> ENTRIES PROVIDED:
= = = =
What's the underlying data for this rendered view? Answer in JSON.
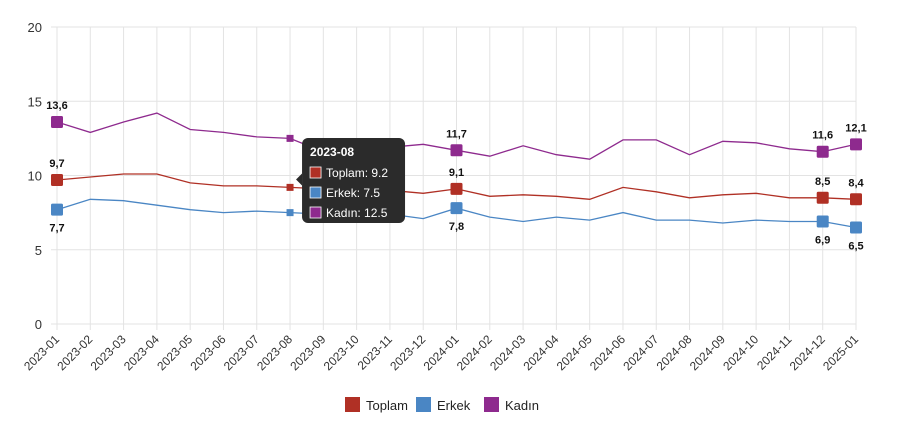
{
  "chart_data": {
    "type": "line",
    "title": "",
    "xlabel": "",
    "ylabel": "",
    "ylim": [
      0,
      20
    ],
    "yticks": [
      0,
      5,
      10,
      15,
      20
    ],
    "grid": true,
    "legend_position": "bottom-center",
    "categories": [
      "2023-01",
      "2023-02",
      "2023-03",
      "2023-04",
      "2023-05",
      "2023-06",
      "2023-07",
      "2023-08",
      "2023-09",
      "2023-10",
      "2023-11",
      "2023-12",
      "2024-01",
      "2024-02",
      "2024-03",
      "2024-04",
      "2024-05",
      "2024-06",
      "2024-07",
      "2024-08",
      "2024-09",
      "2024-10",
      "2024-11",
      "2024-12",
      "2025-01"
    ],
    "series": [
      {
        "name": "Toplam",
        "color": "#b03025",
        "values": [
          9.7,
          9.9,
          10.1,
          10.1,
          9.5,
          9.3,
          9.3,
          9.2,
          9.1,
          9.1,
          9.0,
          8.8,
          9.1,
          8.6,
          8.7,
          8.6,
          8.4,
          9.2,
          8.9,
          8.5,
          8.7,
          8.8,
          8.5,
          8.5,
          8.4
        ],
        "labels": [
          {
            "index": 0,
            "text": "9,7"
          },
          {
            "index": 12,
            "text": "9,1"
          },
          {
            "index": 23,
            "text": "8,5"
          },
          {
            "index": 24,
            "text": "8,4"
          }
        ]
      },
      {
        "name": "Erkek",
        "color": "#4a86c4",
        "values": [
          7.7,
          8.4,
          8.3,
          8.0,
          7.7,
          7.5,
          7.6,
          7.5,
          7.4,
          7.4,
          7.4,
          7.1,
          7.8,
          7.2,
          6.9,
          7.2,
          7.0,
          7.5,
          7.0,
          7.0,
          6.8,
          7.0,
          6.9,
          6.9,
          6.5
        ],
        "labels": [
          {
            "index": 0,
            "text": "7,7"
          },
          {
            "index": 12,
            "text": "7,8"
          },
          {
            "index": 23,
            "text": "6,9"
          },
          {
            "index": 24,
            "text": "6,5"
          }
        ]
      },
      {
        "name": "Kadın",
        "color": "#8e2a8e",
        "values": [
          13.6,
          12.9,
          13.6,
          14.2,
          13.1,
          12.9,
          12.6,
          12.5,
          11.6,
          11.7,
          11.9,
          12.1,
          11.7,
          11.3,
          12.0,
          11.4,
          11.1,
          12.4,
          12.4,
          11.4,
          12.3,
          12.2,
          11.8,
          11.6,
          12.1
        ],
        "labels": [
          {
            "index": 0,
            "text": "13,6"
          },
          {
            "index": 12,
            "text": "11,7"
          },
          {
            "index": 23,
            "text": "11,6"
          },
          {
            "index": 24,
            "text": "12,1"
          }
        ]
      }
    ],
    "tooltip": {
      "index": 7,
      "title": "2023-08",
      "lines": [
        "Toplam: 9.2",
        "Erkek: 7.5",
        "Kadın: 12.5"
      ]
    }
  }
}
= = = =
> JOB:
Reproduce all entries without any change, and omit the pictures.

> ANSWER TO THIS PROBLEM:
What's the underlying data for this rendered view? Answer in JSON.
{
  "chart_data": {
    "type": "line",
    "title": "",
    "xlabel": "",
    "ylabel": "",
    "ylim": [
      0,
      20
    ],
    "yticks": [
      0,
      5,
      10,
      15,
      20
    ],
    "grid": true,
    "legend_position": "bottom-center",
    "categories": [
      "2023-01",
      "2023-02",
      "2023-03",
      "2023-04",
      "2023-05",
      "2023-06",
      "2023-07",
      "2023-08",
      "2023-09",
      "2023-10",
      "2023-11",
      "2023-12",
      "2024-01",
      "2024-02",
      "2024-03",
      "2024-04",
      "2024-05",
      "2024-06",
      "2024-07",
      "2024-08",
      "2024-09",
      "2024-10",
      "2024-11",
      "2024-12",
      "2025-01"
    ],
    "series": [
      {
        "name": "Toplam",
        "color": "#b03025",
        "values": [
          9.7,
          9.9,
          10.1,
          10.1,
          9.5,
          9.3,
          9.3,
          9.2,
          9.1,
          9.1,
          9.0,
          8.8,
          9.1,
          8.6,
          8.7,
          8.6,
          8.4,
          9.2,
          8.9,
          8.5,
          8.7,
          8.8,
          8.5,
          8.5,
          8.4
        ],
        "labels": [
          {
            "index": 0,
            "text": "9,7"
          },
          {
            "index": 12,
            "text": "9,1"
          },
          {
            "index": 23,
            "text": "8,5"
          },
          {
            "index": 24,
            "text": "8,4"
          }
        ]
      },
      {
        "name": "Erkek",
        "color": "#4a86c4",
        "values": [
          7.7,
          8.4,
          8.3,
          8.0,
          7.7,
          7.5,
          7.6,
          7.5,
          7.4,
          7.4,
          7.4,
          7.1,
          7.8,
          7.2,
          6.9,
          7.2,
          7.0,
          7.5,
          7.0,
          7.0,
          6.8,
          7.0,
          6.9,
          6.9,
          6.5
        ],
        "labels": [
          {
            "index": 0,
            "text": "7,7"
          },
          {
            "index": 12,
            "text": "7,8"
          },
          {
            "index": 23,
            "text": "6,9"
          },
          {
            "index": 24,
            "text": "6,5"
          }
        ]
      },
      {
        "name": "Kadın",
        "color": "#8e2a8e",
        "values": [
          13.6,
          12.9,
          13.6,
          14.2,
          13.1,
          12.9,
          12.6,
          12.5,
          11.6,
          11.7,
          11.9,
          12.1,
          11.7,
          11.3,
          12.0,
          11.4,
          11.1,
          12.4,
          12.4,
          11.4,
          12.3,
          12.2,
          11.8,
          11.6,
          12.1
        ],
        "labels": [
          {
            "index": 0,
            "text": "13,6"
          },
          {
            "index": 12,
            "text": "11,7"
          },
          {
            "index": 23,
            "text": "11,6"
          },
          {
            "index": 24,
            "text": "12,1"
          }
        ]
      }
    ],
    "tooltip": {
      "index": 7,
      "title": "2023-08",
      "lines": [
        "Toplam: 9.2",
        "Erkek: 7.5",
        "Kadın: 12.5"
      ]
    }
  }
}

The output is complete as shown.